> [Request] Of the lines below, how many hold the string "example"? Give only the number.

Lines of data:
● ● ● ● ●

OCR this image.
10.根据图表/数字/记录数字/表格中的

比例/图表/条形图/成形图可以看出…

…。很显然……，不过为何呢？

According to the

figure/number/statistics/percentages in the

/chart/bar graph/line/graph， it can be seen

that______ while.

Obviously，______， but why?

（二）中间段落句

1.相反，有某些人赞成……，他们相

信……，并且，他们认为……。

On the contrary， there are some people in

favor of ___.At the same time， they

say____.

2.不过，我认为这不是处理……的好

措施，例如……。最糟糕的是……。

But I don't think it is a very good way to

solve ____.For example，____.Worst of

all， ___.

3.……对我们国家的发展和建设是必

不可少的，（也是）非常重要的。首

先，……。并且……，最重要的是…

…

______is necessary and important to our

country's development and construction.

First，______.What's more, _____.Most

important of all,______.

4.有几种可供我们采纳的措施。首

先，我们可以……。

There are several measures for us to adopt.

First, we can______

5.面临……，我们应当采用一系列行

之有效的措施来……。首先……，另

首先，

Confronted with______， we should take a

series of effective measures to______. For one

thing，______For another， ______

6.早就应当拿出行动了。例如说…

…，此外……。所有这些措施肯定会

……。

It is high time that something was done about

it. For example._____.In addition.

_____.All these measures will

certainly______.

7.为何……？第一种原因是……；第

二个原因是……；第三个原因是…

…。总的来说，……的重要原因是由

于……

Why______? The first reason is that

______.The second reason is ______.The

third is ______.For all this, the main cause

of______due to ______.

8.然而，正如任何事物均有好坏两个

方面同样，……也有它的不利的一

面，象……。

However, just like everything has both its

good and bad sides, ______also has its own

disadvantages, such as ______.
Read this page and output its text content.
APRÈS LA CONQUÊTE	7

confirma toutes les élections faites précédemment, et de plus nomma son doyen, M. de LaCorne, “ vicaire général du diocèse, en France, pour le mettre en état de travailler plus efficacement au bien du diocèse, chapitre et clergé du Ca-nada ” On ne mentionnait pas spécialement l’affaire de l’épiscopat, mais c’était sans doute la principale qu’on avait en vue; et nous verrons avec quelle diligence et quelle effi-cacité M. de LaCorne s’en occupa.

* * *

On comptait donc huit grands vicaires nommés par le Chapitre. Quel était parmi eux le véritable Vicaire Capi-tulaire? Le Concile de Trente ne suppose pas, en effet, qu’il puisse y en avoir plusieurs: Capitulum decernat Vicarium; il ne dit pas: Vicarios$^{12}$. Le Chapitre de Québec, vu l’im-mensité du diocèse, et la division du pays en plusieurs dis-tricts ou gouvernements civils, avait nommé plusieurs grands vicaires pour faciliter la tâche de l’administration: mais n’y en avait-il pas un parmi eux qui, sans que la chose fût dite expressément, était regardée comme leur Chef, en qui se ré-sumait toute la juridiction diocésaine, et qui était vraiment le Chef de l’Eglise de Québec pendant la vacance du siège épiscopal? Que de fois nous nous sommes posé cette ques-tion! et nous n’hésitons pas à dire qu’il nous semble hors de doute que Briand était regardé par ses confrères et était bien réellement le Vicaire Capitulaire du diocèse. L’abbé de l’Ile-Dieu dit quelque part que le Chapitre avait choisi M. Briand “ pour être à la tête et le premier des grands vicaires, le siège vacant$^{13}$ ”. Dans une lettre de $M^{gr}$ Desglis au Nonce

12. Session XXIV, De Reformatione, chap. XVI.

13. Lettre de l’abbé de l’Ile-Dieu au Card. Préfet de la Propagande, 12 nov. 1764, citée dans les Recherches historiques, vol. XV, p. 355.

● ● ● ● ●

> [Solved exercise] 2